Exercise directions
Count the lines below that contain "content". Give only the number.
BEGIN Dataset records
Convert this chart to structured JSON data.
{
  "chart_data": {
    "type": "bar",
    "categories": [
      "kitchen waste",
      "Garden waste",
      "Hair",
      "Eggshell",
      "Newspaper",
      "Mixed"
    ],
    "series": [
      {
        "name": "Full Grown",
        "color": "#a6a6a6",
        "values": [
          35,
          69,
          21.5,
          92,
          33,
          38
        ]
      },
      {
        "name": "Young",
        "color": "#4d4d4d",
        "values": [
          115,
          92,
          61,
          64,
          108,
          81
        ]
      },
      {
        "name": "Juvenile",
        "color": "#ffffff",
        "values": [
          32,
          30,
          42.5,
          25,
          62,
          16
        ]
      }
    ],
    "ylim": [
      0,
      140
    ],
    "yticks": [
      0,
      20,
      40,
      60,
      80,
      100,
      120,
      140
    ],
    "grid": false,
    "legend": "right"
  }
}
END Dataset records
BEGIN Dataset records
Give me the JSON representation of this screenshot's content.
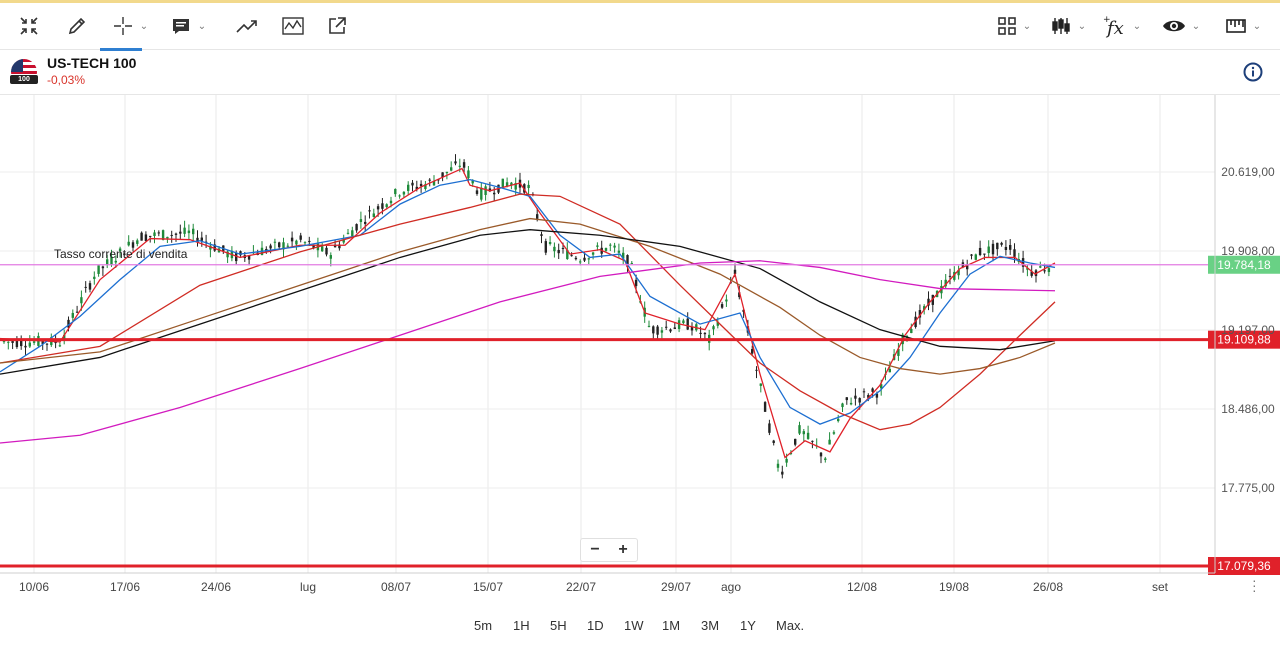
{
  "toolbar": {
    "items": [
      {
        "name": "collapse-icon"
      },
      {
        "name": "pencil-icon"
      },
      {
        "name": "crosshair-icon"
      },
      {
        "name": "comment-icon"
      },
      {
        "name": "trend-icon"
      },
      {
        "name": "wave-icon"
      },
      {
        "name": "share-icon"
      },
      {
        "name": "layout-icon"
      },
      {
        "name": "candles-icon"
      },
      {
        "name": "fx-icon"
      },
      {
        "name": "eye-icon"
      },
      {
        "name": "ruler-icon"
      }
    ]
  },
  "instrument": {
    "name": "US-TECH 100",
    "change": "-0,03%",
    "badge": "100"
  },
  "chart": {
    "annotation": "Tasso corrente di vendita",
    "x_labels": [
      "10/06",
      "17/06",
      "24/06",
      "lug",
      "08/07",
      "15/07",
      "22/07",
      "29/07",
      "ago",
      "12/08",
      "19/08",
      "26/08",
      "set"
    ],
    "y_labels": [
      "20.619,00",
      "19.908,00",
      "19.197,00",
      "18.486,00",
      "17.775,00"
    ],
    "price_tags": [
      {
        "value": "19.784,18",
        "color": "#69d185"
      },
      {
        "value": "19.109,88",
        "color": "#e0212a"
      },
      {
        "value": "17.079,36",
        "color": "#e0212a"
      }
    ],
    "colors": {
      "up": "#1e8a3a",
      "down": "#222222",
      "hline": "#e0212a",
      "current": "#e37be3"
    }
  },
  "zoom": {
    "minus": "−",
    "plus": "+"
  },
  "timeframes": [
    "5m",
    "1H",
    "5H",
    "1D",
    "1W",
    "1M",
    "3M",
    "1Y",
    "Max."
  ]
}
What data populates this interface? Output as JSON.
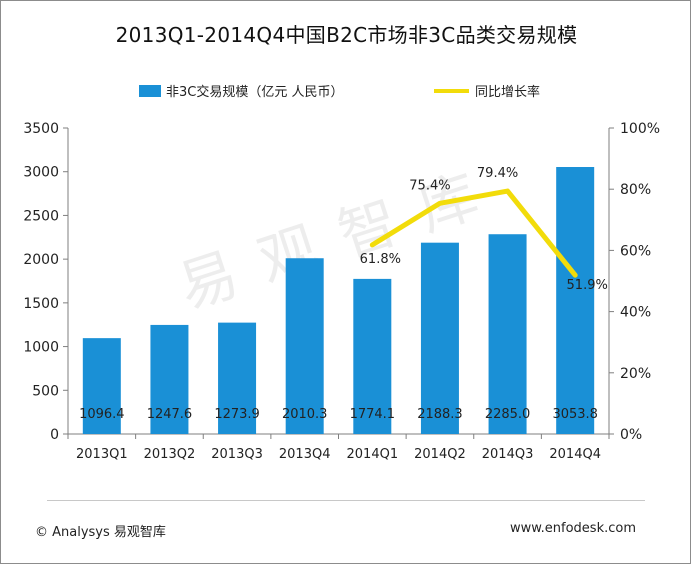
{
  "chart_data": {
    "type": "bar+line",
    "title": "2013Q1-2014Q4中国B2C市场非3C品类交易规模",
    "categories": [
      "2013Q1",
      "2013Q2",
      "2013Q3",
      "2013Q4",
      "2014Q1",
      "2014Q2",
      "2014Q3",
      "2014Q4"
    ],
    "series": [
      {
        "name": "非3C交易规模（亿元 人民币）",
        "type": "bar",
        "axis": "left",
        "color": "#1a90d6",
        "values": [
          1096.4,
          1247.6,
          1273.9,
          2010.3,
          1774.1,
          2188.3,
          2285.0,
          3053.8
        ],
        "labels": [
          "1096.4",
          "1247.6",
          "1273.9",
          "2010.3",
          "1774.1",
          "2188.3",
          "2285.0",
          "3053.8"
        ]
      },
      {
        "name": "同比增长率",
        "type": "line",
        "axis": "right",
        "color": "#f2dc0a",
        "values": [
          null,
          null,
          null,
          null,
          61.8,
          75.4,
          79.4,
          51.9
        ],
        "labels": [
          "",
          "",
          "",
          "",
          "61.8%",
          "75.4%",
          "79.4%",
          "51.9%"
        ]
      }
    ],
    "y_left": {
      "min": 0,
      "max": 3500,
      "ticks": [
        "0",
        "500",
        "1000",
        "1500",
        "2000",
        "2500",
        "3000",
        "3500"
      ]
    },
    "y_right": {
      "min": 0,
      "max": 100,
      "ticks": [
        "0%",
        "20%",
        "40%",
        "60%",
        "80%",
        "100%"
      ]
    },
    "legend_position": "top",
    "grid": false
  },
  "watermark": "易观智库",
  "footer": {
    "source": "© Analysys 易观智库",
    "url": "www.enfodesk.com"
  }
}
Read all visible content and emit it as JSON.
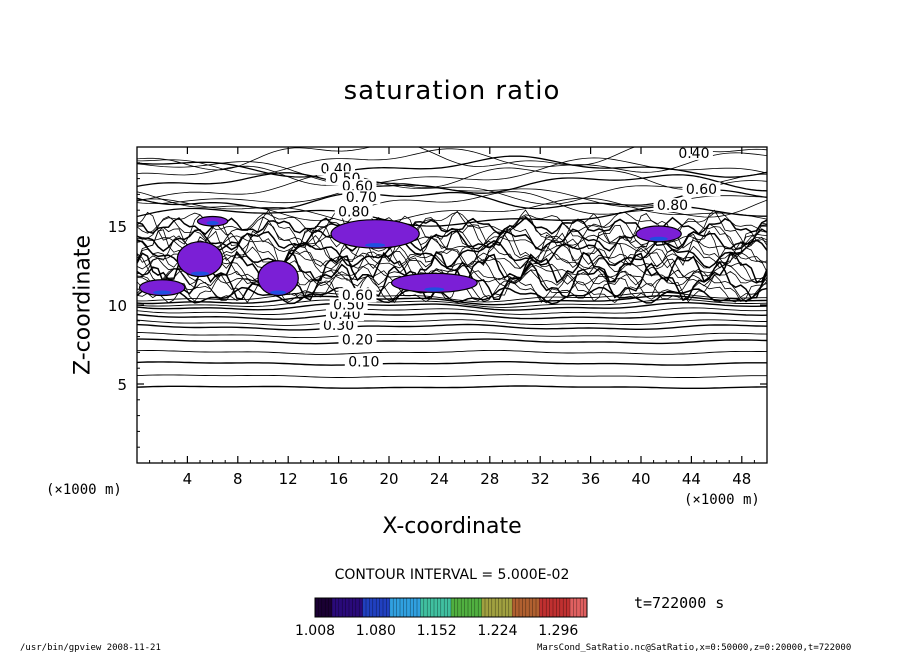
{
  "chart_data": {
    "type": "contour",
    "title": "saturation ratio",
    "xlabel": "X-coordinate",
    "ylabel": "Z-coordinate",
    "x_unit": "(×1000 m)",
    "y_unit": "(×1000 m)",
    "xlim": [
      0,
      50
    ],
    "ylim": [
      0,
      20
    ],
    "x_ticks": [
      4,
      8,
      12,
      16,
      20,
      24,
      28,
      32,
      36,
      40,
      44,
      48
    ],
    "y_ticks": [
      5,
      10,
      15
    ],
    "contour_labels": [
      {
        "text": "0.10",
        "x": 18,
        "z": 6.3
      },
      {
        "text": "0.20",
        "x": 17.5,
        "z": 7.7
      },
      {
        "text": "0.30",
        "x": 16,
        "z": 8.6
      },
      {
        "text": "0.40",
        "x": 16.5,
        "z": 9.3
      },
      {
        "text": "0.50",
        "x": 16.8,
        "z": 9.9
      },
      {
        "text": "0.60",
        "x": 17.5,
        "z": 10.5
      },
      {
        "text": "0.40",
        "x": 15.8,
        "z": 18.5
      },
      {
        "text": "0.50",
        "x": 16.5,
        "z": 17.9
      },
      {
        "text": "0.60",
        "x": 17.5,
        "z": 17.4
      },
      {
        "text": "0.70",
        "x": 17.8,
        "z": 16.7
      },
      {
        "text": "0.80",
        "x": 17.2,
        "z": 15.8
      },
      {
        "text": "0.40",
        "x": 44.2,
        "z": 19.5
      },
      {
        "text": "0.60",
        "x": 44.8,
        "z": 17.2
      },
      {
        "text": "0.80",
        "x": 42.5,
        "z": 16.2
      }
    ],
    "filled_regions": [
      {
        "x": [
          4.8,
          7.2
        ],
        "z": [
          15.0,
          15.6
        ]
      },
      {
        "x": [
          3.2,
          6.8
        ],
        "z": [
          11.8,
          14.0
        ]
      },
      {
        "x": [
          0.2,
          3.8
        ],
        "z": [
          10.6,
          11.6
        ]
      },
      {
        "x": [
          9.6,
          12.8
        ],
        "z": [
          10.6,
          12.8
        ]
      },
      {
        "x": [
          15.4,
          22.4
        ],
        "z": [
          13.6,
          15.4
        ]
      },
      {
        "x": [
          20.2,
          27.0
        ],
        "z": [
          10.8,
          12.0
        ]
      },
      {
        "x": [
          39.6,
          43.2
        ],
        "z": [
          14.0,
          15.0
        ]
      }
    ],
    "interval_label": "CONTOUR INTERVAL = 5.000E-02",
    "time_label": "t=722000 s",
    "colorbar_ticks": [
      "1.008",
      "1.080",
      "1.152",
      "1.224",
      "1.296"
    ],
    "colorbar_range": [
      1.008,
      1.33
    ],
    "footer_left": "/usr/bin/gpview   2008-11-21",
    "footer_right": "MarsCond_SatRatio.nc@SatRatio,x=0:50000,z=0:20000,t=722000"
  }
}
END Dataset records
Answer to the exercise
2